### [Written task]
Identify all lines in the listing that include the word "marins", and copy them out.

Collected data entries:
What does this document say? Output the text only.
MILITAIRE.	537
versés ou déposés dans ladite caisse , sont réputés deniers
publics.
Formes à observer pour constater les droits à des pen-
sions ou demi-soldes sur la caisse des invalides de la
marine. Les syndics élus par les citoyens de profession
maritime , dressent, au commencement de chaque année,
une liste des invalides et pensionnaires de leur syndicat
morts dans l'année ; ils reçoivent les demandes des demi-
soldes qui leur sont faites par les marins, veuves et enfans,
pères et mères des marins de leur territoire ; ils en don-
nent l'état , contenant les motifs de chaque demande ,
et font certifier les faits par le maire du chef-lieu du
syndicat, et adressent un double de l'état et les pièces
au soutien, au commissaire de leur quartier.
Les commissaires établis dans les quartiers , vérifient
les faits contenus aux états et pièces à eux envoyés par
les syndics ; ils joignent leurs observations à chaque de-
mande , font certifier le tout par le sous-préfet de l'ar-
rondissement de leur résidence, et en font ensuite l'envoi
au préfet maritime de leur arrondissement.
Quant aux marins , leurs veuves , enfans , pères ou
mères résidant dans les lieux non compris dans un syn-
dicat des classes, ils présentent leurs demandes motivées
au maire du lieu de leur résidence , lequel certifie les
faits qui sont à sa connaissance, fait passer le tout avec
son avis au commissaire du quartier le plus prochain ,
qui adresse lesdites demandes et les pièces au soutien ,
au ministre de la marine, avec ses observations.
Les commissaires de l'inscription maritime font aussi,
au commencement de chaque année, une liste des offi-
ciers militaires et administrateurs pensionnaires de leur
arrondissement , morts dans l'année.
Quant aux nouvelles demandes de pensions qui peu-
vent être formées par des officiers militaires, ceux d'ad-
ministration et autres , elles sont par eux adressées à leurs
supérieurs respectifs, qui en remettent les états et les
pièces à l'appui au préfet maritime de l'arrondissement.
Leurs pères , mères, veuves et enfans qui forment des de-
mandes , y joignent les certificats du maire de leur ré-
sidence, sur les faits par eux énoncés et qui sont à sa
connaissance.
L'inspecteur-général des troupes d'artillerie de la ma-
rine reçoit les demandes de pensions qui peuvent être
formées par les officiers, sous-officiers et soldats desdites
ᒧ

### [Result of this task]
soldes qui leur sont faites par les marins, veuves et enfans,
pères et mères des marins de leur territoire ; ils en don-
Quant aux marins , leurs veuves , enfans , pères ou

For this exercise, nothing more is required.